A run of records:
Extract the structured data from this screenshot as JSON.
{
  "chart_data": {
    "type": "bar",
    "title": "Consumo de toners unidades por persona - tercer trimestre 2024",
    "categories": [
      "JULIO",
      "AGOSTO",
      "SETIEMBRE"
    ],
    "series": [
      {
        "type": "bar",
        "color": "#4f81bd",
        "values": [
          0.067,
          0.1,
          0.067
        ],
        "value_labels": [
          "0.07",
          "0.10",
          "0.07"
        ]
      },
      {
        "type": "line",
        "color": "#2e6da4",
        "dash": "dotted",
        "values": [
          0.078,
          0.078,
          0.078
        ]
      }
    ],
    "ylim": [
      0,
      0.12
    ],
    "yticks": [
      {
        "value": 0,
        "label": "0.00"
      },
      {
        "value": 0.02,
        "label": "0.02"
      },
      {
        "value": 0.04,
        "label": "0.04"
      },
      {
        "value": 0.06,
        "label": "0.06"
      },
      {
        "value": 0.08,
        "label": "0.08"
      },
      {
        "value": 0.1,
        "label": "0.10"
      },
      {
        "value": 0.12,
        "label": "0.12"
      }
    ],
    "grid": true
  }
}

YOUR INSTRUCTIONS = Write the data out again in full and exactly.

RESULT BELOW =
Extract the structured data from this screenshot as JSON.
{
  "chart_data": {
    "type": "bar",
    "title": "Consumo de toners unidades por persona - tercer trimestre 2024",
    "categories": [
      "JULIO",
      "AGOSTO",
      "SETIEMBRE"
    ],
    "series": [
      {
        "type": "bar",
        "color": "#4f81bd",
        "values": [
          0.067,
          0.1,
          0.067
        ],
        "value_labels": [
          "0.07",
          "0.10",
          "0.07"
        ]
      },
      {
        "type": "line",
        "color": "#2e6da4",
        "dash": "dotted",
        "values": [
          0.078,
          0.078,
          0.078
        ]
      }
    ],
    "ylim": [
      0,
      0.12
    ],
    "yticks": [
      {
        "value": 0,
        "label": "0.00"
      },
      {
        "value": 0.02,
        "label": "0.02"
      },
      {
        "value": 0.04,
        "label": "0.04"
      },
      {
        "value": 0.06,
        "label": "0.06"
      },
      {
        "value": 0.08,
        "label": "0.08"
      },
      {
        "value": 0.1,
        "label": "0.10"
      },
      {
        "value": 0.12,
        "label": "0.12"
      }
    ],
    "grid": true
  }
}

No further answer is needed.